## [PROBLEM STATEMENT]
Give the number of lines containing the word "JSON" and nothing more.

## [Stored entries]
((
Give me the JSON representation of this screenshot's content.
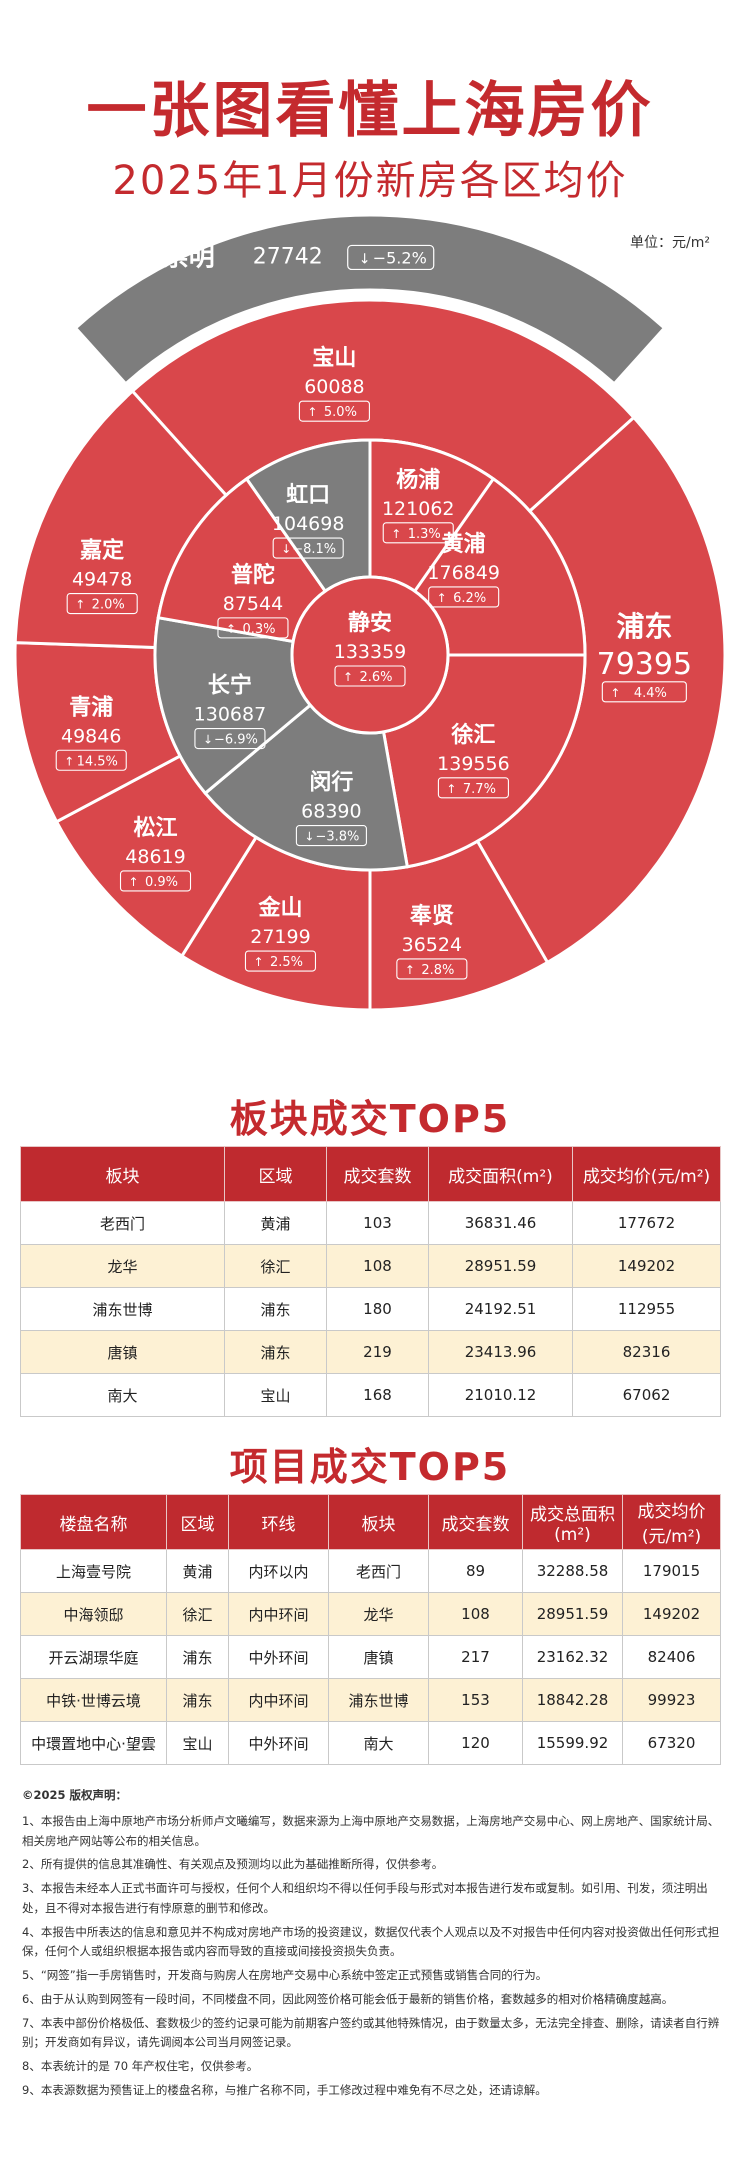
{
  "header": {
    "title": "一张图看懂上海房价",
    "subtitle": "2025年1月份新房各区均价",
    "unit": "单位：元/m²"
  },
  "chart_data": {
    "type": "sunburst",
    "unit": "元/m²",
    "districts": [
      {
        "name": "静安",
        "price": 133359,
        "change": "2.6%",
        "direction": "up",
        "ring": 1,
        "color": "#d9474b"
      },
      {
        "name": "黄浦",
        "price": 176849,
        "change": "6.2%",
        "direction": "up",
        "ring": 2,
        "color": "#d9474b"
      },
      {
        "name": "徐汇",
        "price": 139556,
        "change": "7.7%",
        "direction": "up",
        "ring": 2,
        "color": "#d9474b"
      },
      {
        "name": "闵行",
        "price": 68390,
        "change": "−3.8%",
        "direction": "down",
        "ring": 2,
        "color": "#7d7d7d"
      },
      {
        "name": "长宁",
        "price": 130687,
        "change": "−6.9%",
        "direction": "down",
        "ring": 2,
        "color": "#7d7d7d"
      },
      {
        "name": "普陀",
        "price": 87544,
        "change": "0.3%",
        "direction": "up",
        "ring": 2,
        "color": "#d9474b"
      },
      {
        "name": "虹口",
        "price": 104698,
        "change": "−8.1%",
        "direction": "down",
        "ring": 2,
        "color": "#7d7d7d"
      },
      {
        "name": "杨浦",
        "price": 121062,
        "change": "1.3%",
        "direction": "up",
        "ring": 2,
        "color": "#d9474b"
      },
      {
        "name": "宝山",
        "price": 60088,
        "change": "5.0%",
        "direction": "up",
        "ring": 3,
        "color": "#d9474b"
      },
      {
        "name": "浦东",
        "price": 79395,
        "change": "4.4%",
        "direction": "up",
        "ring": 3,
        "color": "#d9474b"
      },
      {
        "name": "奉贤",
        "price": 36524,
        "change": "2.8%",
        "direction": "up",
        "ring": 3,
        "color": "#d9474b"
      },
      {
        "name": "金山",
        "price": 27199,
        "change": "2.5%",
        "direction": "up",
        "ring": 3,
        "color": "#d9474b"
      },
      {
        "name": "松江",
        "price": 48619,
        "change": "0.9%",
        "direction": "up",
        "ring": 3,
        "color": "#d9474b"
      },
      {
        "name": "青浦",
        "price": 49846,
        "change": "14.5%",
        "direction": "up",
        "ring": 3,
        "color": "#d9474b"
      },
      {
        "name": "嘉定",
        "price": 49478,
        "change": "2.0%",
        "direction": "up",
        "ring": 3,
        "color": "#d9474b"
      },
      {
        "name": "崇明",
        "price": 27742,
        "change": "−5.2%",
        "direction": "down",
        "ring": 4,
        "color": "#7d7d7d"
      }
    ]
  },
  "sector_table": {
    "title": "板块成交TOP5",
    "headers": [
      "板块",
      "区域",
      "成交套数",
      "成交面积(m²)",
      "成交均价(元/m²)"
    ],
    "rows": [
      [
        "老西门",
        "黄浦",
        "103",
        "36831.46",
        "177672"
      ],
      [
        "龙华",
        "徐汇",
        "108",
        "28951.59",
        "149202"
      ],
      [
        "浦东世博",
        "浦东",
        "180",
        "24192.51",
        "112955"
      ],
      [
        "唐镇",
        "浦东",
        "219",
        "23413.96",
        "82316"
      ],
      [
        "南大",
        "宝山",
        "168",
        "21010.12",
        "67062"
      ]
    ]
  },
  "project_table": {
    "title": "项目成交TOP5",
    "headers": [
      "楼盘名称",
      "区域",
      "环线",
      "板块",
      "成交套数",
      "成交总面积(m²)",
      "成交均价(元/m²)"
    ],
    "rows": [
      [
        "上海壹号院",
        "黄浦",
        "内环以内",
        "老西门",
        "89",
        "32288.58",
        "179015"
      ],
      [
        "中海领邸",
        "徐汇",
        "内中环间",
        "龙华",
        "108",
        "28951.59",
        "149202"
      ],
      [
        "开云湖璟华庭",
        "浦东",
        "中外环间",
        "唐镇",
        "217",
        "23162.32",
        "82406"
      ],
      [
        "中铁·世博云境",
        "浦东",
        "内中环间",
        "浦东世博",
        "153",
        "18842.28",
        "99923"
      ],
      [
        "中環置地中心·望雲",
        "宝山",
        "中外环间",
        "南大",
        "120",
        "15599.92",
        "67320"
      ]
    ]
  },
  "notes": {
    "heading": "©2025 版权声明：",
    "items": [
      "1、本报告由上海中原地产市场分析师卢文曦编写，数据来源为上海中原地产交易数据，上海房地产交易中心、网上房地产、国家统计局、相关房地产网站等公布的相关信息。",
      "2、所有提供的信息其准确性、有关观点及预测均以此为基础推断所得，仅供参考。",
      "3、本报告未经本人正式书面许可与授权，任何个人和组织均不得以任何手段与形式对本报告进行发布或复制。如引用、刊发，须注明出处，且不得对本报告进行有悖原意的删节和修改。",
      "4、本报告中所表达的信息和意见并不构成对房地产市场的投资建议，数据仅代表个人观点以及不对报告中任何内容对投资做出任何形式担保，任何个人或组织根据本报告或内容而导致的直接或间接投资损失负责。",
      "5、“网签”指一手房销售时，开发商与购房人在房地产交易中心系统中签定正式预售或销售合同的行为。",
      "6、由于从认购到网签有一段时间，不同楼盘不同，因此网签价格可能会低于最新的销售价格，套数越多的相对价格精确度越高。",
      "7、本表中部份价格极低、套数极少的签约记录可能为前期客户签约或其他特殊情况，由于数量太多，无法完全排查、删除，请读者自行辨别；开发商如有异议，请先调阅本公司当月网签记录。",
      "8、本表统计的是 70 年产权住宅，仅供参考。",
      "9、本表源数据为预售证上的楼盘名称，与推广名称不同，手工修改过程中难免有不尽之处，还请谅解。"
    ]
  }
}
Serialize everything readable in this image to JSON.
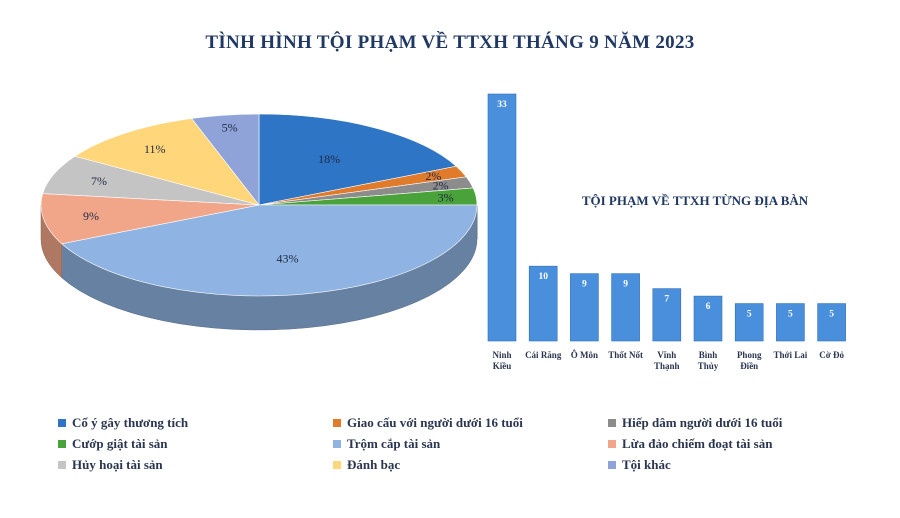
{
  "title": "TÌNH HÌNH TỘI PHẠM VỀ TTXH THÁNG 9 NĂM 2023",
  "chart_data": [
    {
      "type": "pie",
      "categories": [
        "Cố ý gây thương tích",
        "Giao cấu với người dưới 16 tuổi",
        "Hiếp dâm người dưới 16 tuổi",
        "Cướp giật tài sản",
        "Trộm cắp tài sản",
        "Lừa đảo chiếm đoạt tài sản",
        "Hủy hoại tài sản",
        "Đánh bạc",
        "Tội khác"
      ],
      "values": [
        18,
        2,
        2,
        3,
        43,
        9,
        7,
        11,
        5
      ],
      "labels": [
        "18%",
        "2%",
        "2%",
        "3%",
        "43%",
        "9%",
        "7%",
        "11%",
        "5%"
      ],
      "colors": [
        "#2e75c6",
        "#e07b2c",
        "#8c8c8c",
        "#4aa23a",
        "#8fb3e2",
        "#f1a68a",
        "#c4c4c4",
        "#ffd67a",
        "#8fa3d8"
      ],
      "legend_position": "bottom"
    },
    {
      "type": "bar",
      "title": "TỘI PHẠM VỀ TTXH TỪNG ĐỊA BÀN",
      "categories": [
        "Ninh Kiều",
        "Cái Răng",
        "Ô Môn",
        "Thốt Nốt",
        "Vĩnh Thạnh",
        "Bình Thủy",
        "Phong Điền",
        "Thới Lai",
        "Cờ Đỏ"
      ],
      "category_lines": [
        [
          "Ninh",
          "Kiều"
        ],
        [
          "Cái Răng"
        ],
        [
          "Ô Môn"
        ],
        [
          "Thốt Nốt"
        ],
        [
          "Vĩnh",
          "Thạnh"
        ],
        [
          "Bình",
          "Thủy"
        ],
        [
          "Phong",
          "Điền"
        ],
        [
          "Thới Lai"
        ],
        [
          "Cờ Đỏ"
        ]
      ],
      "values": [
        33,
        10,
        9,
        9,
        7,
        6,
        5,
        5,
        5
      ],
      "ylim": [
        0,
        33
      ],
      "grid": false,
      "color": "#4a8fdb"
    }
  ]
}
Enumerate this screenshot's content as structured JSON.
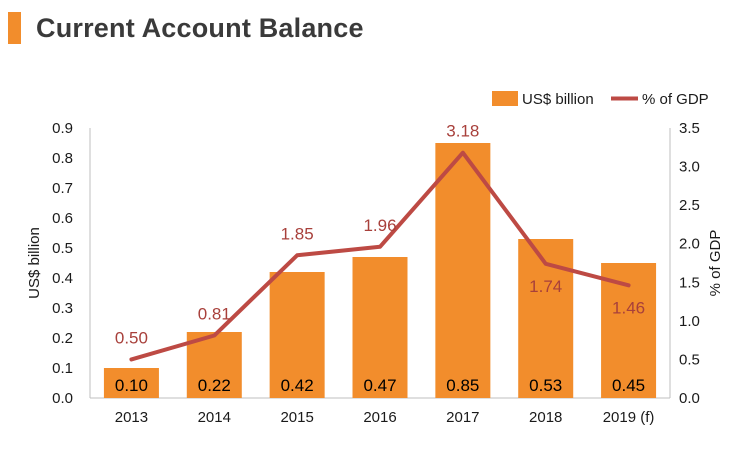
{
  "header": {
    "title": "Current Account Balance"
  },
  "colors": {
    "accent": "#f28d2c",
    "bar": "#f28d2c",
    "line": "#bd4a44",
    "line_label": "#a8403b"
  },
  "chart_data": {
    "type": "bar+line",
    "title": "Current Account Balance",
    "categories": [
      "2013",
      "2014",
      "2015",
      "2016",
      "2017",
      "2018",
      "2019 (f)"
    ],
    "series": [
      {
        "name": "US$ billion",
        "type": "bar",
        "axis": "left",
        "values": [
          0.1,
          0.22,
          0.42,
          0.47,
          0.85,
          0.53,
          0.45
        ],
        "labels": [
          "0.10",
          "0.22",
          "0.42",
          "0.47",
          "0.85",
          "0.53",
          "0.45"
        ]
      },
      {
        "name": "% of GDP",
        "type": "line",
        "axis": "right",
        "values": [
          0.5,
          0.81,
          1.85,
          1.96,
          3.18,
          1.74,
          1.46
        ],
        "labels": [
          "0.50",
          "0.81",
          "1.85",
          "1.96",
          "3.18",
          "1.74",
          "1.46"
        ]
      }
    ],
    "ylabel_left": "US$ billion",
    "ylabel_right": "% of GDP",
    "ylim_left": [
      0,
      0.9
    ],
    "ylim_right": [
      0,
      3.5
    ],
    "yticks_left": [
      "0.0",
      "0.1",
      "0.2",
      "0.3",
      "0.4",
      "0.5",
      "0.6",
      "0.7",
      "0.8",
      "0.9"
    ],
    "yticks_right": [
      "0.0",
      "0.5",
      "1.0",
      "1.5",
      "2.0",
      "2.5",
      "3.0",
      "3.5"
    ],
    "legend": {
      "position": "top-right",
      "entries": [
        "US$ billion",
        "% of GDP"
      ]
    },
    "grid": false
  }
}
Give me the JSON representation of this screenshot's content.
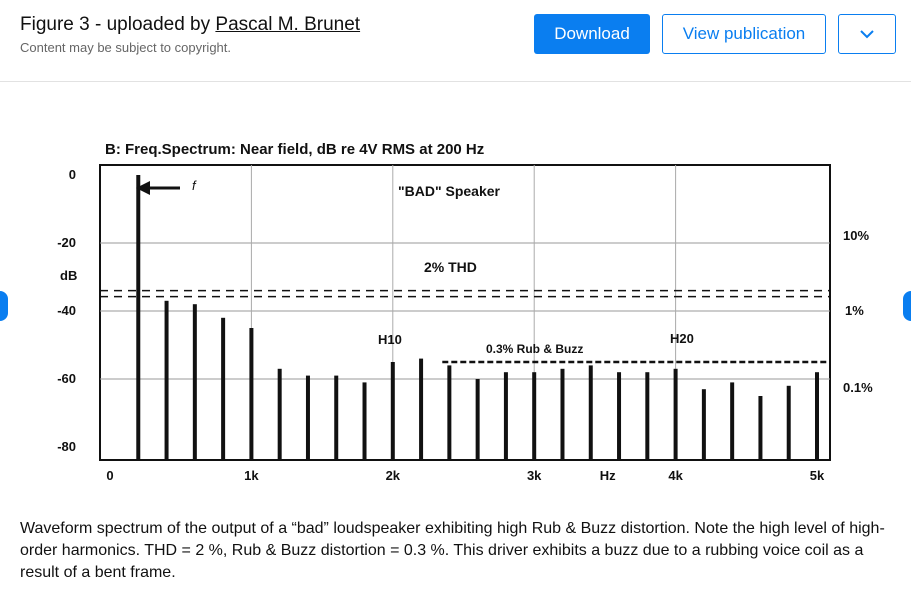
{
  "header": {
    "title_prefix": "Figure 3 - uploaded by ",
    "author": "Pascal M. Brunet",
    "subtitle": "Content may be subject to copyright.",
    "download_label": "Download",
    "view_label": "View publication",
    "more_icon": "chevron-down-icon"
  },
  "nav": {
    "left_icon": "chevron-left-icon",
    "right_icon": "chevron-right-icon"
  },
  "figure": {
    "panel_title": "B: Freq.Spectrum: Near field, dB re 4V RMS at 200 Hz",
    "speaker_label": "\"BAD\" Speaker",
    "f_label": "f",
    "thd_label": "2% THD",
    "rub_buzz_label": "0.3% Rub & Buzz",
    "h10_label": "H10",
    "h20_label": "H20",
    "right_labels": [
      "10%",
      "1%",
      "0.1%"
    ]
  },
  "chart_data": {
    "type": "bar",
    "title": "B: Freq.Spectrum: Near field, dB re 4V RMS at 200 Hz",
    "ylabel": "dB",
    "xlabel": "Hz",
    "ylim": [
      -90,
      0
    ],
    "xlim": [
      0,
      5200
    ],
    "x_ticks": [
      "0",
      "1k",
      "2k",
      "3k",
      "Hz",
      "4k",
      "5k"
    ],
    "y_ticks": [
      "0",
      "-20",
      "-40",
      "-60",
      "-80"
    ],
    "grid": true,
    "series": [
      {
        "x": [
          200,
          400,
          600,
          800,
          1000,
          1200,
          1400,
          1600,
          1800,
          2000,
          2200,
          2400,
          2600,
          2800,
          3000,
          3200,
          3400,
          3600,
          3800,
          4000,
          4200,
          4400,
          4600,
          4800,
          5000
        ],
        "values": [
          0,
          -37,
          -38,
          -42,
          -45,
          -57,
          -59,
          -59,
          -61,
          -55,
          -54,
          -56,
          -60,
          -58,
          -58,
          -57,
          -56,
          -58,
          -58,
          -57,
          -63,
          -61,
          -65,
          -62,
          -58
        ]
      }
    ],
    "reference_lines": [
      {
        "label": "2% THD",
        "y": -34
      },
      {
        "label": "0.3% Rub & Buzz",
        "y": -55
      }
    ]
  },
  "caption": "Waveform spectrum of the output of a “bad” loudspeaker exhibiting high Rub & Buzz distortion. Note the high level of high-order harmonics. THD = 2 %, Rub & Buzz distortion = 0.3 %. This driver exhibits a buzz due to a rubbing voice coil as a result of a bent frame."
}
))
## [TASK OUTPUT]
4